--- begin Data supplied ---
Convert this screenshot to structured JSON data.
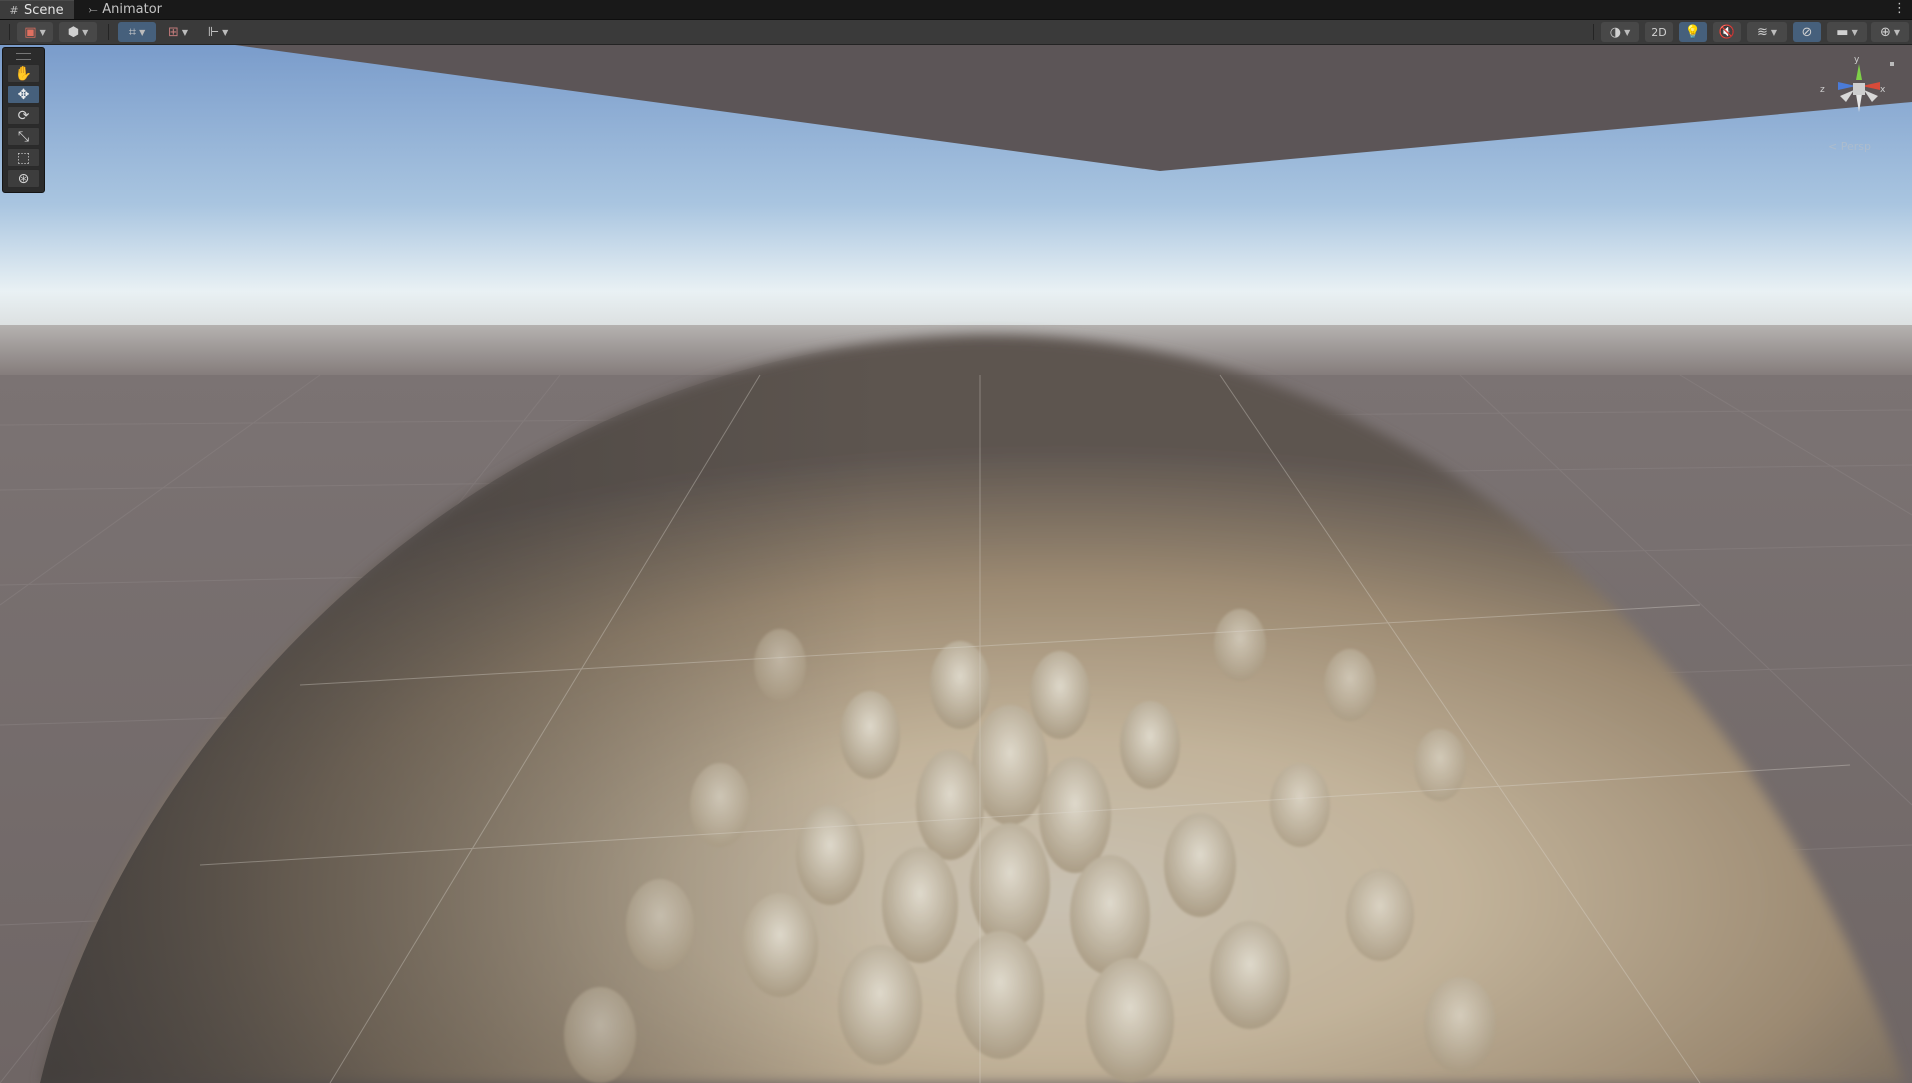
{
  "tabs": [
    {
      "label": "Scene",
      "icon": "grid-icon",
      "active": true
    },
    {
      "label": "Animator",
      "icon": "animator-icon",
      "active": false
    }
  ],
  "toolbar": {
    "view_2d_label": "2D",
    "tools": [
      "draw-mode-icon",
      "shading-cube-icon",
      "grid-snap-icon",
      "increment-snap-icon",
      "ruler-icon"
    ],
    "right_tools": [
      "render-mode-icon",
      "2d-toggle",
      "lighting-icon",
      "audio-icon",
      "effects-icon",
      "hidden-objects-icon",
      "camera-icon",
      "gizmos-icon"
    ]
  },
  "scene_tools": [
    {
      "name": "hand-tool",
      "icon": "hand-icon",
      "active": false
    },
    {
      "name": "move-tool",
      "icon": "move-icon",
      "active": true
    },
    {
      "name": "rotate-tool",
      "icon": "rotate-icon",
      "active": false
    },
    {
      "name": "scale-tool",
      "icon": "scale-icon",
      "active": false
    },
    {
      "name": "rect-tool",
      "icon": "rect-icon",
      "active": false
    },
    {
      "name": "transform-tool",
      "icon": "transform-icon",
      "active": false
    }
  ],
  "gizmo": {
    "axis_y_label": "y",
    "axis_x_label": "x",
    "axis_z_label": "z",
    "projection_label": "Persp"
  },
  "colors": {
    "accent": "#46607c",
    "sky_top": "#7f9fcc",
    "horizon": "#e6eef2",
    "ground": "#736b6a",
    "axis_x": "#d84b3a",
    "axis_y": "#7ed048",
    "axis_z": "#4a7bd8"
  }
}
--- end Data supplied ---
- **Work required**:
Repeat each entry exactly. Pictures do not belong in the copy.

- **Exercise solution**:
Convert this screenshot to structured JSON data.
{
  "tabs": [
    {
      "label": "Scene",
      "icon": "grid-icon",
      "active": true
    },
    {
      "label": "Animator",
      "icon": "animator-icon",
      "active": false
    }
  ],
  "toolbar": {
    "view_2d_label": "2D",
    "tools": [
      "draw-mode-icon",
      "shading-cube-icon",
      "grid-snap-icon",
      "increment-snap-icon",
      "ruler-icon"
    ],
    "right_tools": [
      "render-mode-icon",
      "2d-toggle",
      "lighting-icon",
      "audio-icon",
      "effects-icon",
      "hidden-objects-icon",
      "camera-icon",
      "gizmos-icon"
    ]
  },
  "scene_tools": [
    {
      "name": "hand-tool",
      "icon": "hand-icon",
      "active": false
    },
    {
      "name": "move-tool",
      "icon": "move-icon",
      "active": true
    },
    {
      "name": "rotate-tool",
      "icon": "rotate-icon",
      "active": false
    },
    {
      "name": "scale-tool",
      "icon": "scale-icon",
      "active": false
    },
    {
      "name": "rect-tool",
      "icon": "rect-icon",
      "active": false
    },
    {
      "name": "transform-tool",
      "icon": "transform-icon",
      "active": false
    }
  ],
  "gizmo": {
    "axis_y_label": "y",
    "axis_x_label": "x",
    "axis_z_label": "z",
    "projection_label": "Persp"
  },
  "colors": {
    "accent": "#46607c",
    "sky_top": "#7f9fcc",
    "horizon": "#e6eef2",
    "ground": "#736b6a",
    "axis_x": "#d84b3a",
    "axis_y": "#7ed048",
    "axis_z": "#4a7bd8"
  }
}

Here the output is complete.